La Zambie améliore le suivi des vaccins en temps réel et réduit les ruptures de stocks

Avril 2017

En Zambie, les registres sur papier et les appels téléphoniques étaient auparavant le seul moyen pour le personnel du ministère de la Santé, basé à Lusaka, la capitale, de savoir si les établissements de santé et les entrepôts des districts et des provinces avaient suffisemment de vaccins. Comme aucun de ces registres d’approvisionnement n’était connecté à l’entrepôt national, les rapports n’arrivaient jamais à temps.

Un agent de santé ouvre un congélateur contenant des vaccins contre la fièvre jaune, Togo.
Conservation de vaccins contre la fièvre jaune au Togo
OMS/O. Asselin

«Cela prenait souvent des jours pour avoir quelqu’un au téléphone et retrouver chaque registre», reconnaît Guissimon Phiri, Chef logisticien du Programme élargi de vaccination (PEV) au ministère zambien de la Santé. «Quand nous recevions les registres, ils étaient déjà dépassés et inexacts.»

Entrées de données enregistrées:
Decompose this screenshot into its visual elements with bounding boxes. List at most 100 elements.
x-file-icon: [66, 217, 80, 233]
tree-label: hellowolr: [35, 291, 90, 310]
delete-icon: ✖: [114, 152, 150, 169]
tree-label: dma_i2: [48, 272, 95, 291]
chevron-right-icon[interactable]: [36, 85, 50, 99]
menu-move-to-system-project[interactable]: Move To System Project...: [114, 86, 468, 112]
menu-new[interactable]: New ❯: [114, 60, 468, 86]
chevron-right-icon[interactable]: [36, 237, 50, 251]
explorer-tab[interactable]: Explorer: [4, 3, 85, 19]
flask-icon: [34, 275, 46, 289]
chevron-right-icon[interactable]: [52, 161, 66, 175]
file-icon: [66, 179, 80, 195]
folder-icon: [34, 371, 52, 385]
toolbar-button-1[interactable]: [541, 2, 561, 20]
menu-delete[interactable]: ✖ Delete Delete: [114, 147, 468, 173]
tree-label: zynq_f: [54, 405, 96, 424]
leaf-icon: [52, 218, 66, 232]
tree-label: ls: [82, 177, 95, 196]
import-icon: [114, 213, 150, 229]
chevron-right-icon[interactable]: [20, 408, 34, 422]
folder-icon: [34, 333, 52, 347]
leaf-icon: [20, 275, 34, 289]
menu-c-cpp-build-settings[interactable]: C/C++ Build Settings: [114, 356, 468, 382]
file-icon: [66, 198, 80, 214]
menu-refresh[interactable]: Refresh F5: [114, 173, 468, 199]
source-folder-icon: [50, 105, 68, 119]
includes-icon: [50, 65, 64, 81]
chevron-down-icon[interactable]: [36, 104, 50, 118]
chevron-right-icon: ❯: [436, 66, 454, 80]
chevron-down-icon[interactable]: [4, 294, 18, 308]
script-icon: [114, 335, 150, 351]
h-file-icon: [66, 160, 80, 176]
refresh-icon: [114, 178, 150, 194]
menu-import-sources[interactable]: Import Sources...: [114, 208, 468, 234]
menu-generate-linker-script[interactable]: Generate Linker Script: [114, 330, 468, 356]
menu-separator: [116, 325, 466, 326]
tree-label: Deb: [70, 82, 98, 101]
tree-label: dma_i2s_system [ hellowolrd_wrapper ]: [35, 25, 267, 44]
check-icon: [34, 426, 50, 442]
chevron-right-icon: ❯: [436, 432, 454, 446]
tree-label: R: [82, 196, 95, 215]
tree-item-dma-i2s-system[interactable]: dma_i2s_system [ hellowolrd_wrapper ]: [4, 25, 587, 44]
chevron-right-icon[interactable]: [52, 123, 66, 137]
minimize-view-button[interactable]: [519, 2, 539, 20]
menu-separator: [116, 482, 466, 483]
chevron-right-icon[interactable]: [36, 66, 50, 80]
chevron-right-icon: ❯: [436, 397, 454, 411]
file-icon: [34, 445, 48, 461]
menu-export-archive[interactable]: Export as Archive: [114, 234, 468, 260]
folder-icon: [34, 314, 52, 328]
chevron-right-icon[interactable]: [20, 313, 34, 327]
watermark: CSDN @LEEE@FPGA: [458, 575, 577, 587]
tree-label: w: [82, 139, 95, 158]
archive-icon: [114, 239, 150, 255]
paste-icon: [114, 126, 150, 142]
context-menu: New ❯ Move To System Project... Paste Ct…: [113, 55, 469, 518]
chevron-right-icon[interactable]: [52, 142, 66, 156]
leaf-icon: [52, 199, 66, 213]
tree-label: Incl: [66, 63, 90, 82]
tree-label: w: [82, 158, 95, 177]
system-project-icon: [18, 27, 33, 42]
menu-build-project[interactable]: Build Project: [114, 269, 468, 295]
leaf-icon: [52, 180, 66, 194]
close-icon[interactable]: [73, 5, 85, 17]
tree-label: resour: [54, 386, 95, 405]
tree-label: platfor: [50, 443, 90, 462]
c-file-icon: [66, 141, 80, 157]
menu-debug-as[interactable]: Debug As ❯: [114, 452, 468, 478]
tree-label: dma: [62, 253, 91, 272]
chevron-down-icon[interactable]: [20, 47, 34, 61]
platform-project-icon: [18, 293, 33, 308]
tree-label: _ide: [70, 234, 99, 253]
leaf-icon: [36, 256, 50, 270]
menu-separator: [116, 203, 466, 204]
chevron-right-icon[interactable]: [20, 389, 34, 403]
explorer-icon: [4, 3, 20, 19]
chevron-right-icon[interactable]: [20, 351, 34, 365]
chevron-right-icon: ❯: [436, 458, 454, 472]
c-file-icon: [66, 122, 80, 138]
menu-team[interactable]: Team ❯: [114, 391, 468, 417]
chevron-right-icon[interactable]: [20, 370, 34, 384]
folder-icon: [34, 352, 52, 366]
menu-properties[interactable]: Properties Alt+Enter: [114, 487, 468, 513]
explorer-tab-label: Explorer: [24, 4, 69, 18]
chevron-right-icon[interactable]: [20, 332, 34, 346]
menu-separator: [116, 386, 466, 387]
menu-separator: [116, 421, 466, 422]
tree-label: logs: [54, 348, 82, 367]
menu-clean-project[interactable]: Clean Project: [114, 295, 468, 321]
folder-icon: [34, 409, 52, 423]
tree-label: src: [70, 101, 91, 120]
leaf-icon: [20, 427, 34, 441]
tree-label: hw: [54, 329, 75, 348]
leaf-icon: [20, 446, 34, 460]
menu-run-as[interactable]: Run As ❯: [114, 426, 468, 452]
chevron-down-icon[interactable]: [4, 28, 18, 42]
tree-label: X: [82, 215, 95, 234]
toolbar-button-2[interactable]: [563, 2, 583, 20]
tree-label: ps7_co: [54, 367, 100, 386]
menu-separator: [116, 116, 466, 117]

* _Travail demandé_
1/ D'après le texte sur le suivi des vaccins en Zambie, quelle fonction Guissimon Phiri occupe-t-il au ministère zambien de la Santé ?
2/ Recopiez le passage du texte sur les vaccins en Zambie en commençant à « La Zambie améliore » et en terminant à « jamais à temps. ».
3/ Poursuivez le texte sur le suivi des vaccins en Zambie à partir de l'endroit où il s'arrête.
La liste n'est pas nécessaire pour cet exercice.

* _Réponses attendues_
1/ Il est Chef logisticien du Programme élargi de vaccination (PEV).

2/
La Zambie améliore le suivi des vaccins en temps réel et réduit les ruptures de stocks

Avril 2017

En Zambie, les registres sur papier et les appels téléphoniques étaient auparavant le seul moyen pour le personnel du ministère de la Santé, basé à Lusaka, la capitale, de savoir si les établissements de santé et les entrepôts des districts et des provinces avaient suffisemment de vaccins. Comme aucun de ces registres d’approvisionnement n’était connecté à l’entrepôt national, les rapports n’arrivaient jamais à temps.

3/
Une solution économique en temps réel

Cherchant une solution pour suivre les vaccins en temps réel, le ministère zambien de la santé et l’Organisation mondiale de la Santé ont décidé de faire, début 2016, un essai pilote d’un système d’information en ligne pour la gestion de la logistique dans 34 établissements.

Par Internet et à l'aide de téléphones portables, le système permet aux gestionnaires de la chaîne d’approvisionnement dans les entrepôts et magasins nationaux, provinciaux et locaux de surveiller les stocks de vaccins, leur utilisation et leur péremption minute par minute. Le système contrôle aussi la chaîne du froid pour veiller à ce que les vaccins soient conservés en permanence à la bonne température.

«On a désormais plus de contrôle dans le système», explique Guissimon Phiri. «Dès qu’un vaccin est utilisé, le système est automatiquement mis à jour. Nous pouvons voir le niveau des stocks dans tous les établissements, prendre des décisions rapides sur les quantités à acheter et cliquer sur un bouton pour passer commande.»

Dans la capitale, le personnel du ministère de la Santé peut également se connecter au système et voir quand les registres d’approvisionnement n’ont pas été mis à jour. Si un délai important s’est écoulé depuis la dernière mise à jour du registre d’un établissement, ils appellent le gestionnaire de la chaîne d’approvisionnement et lui demandent d’améliorer la transmission des données. Le ministère de la Santé peut également voir qui fait les commandes, ainsi que les produits et les quantités commandés, ce qui aide à tenir les agents de santé responsables des sur-stockages ou des sous-stockages éventuels.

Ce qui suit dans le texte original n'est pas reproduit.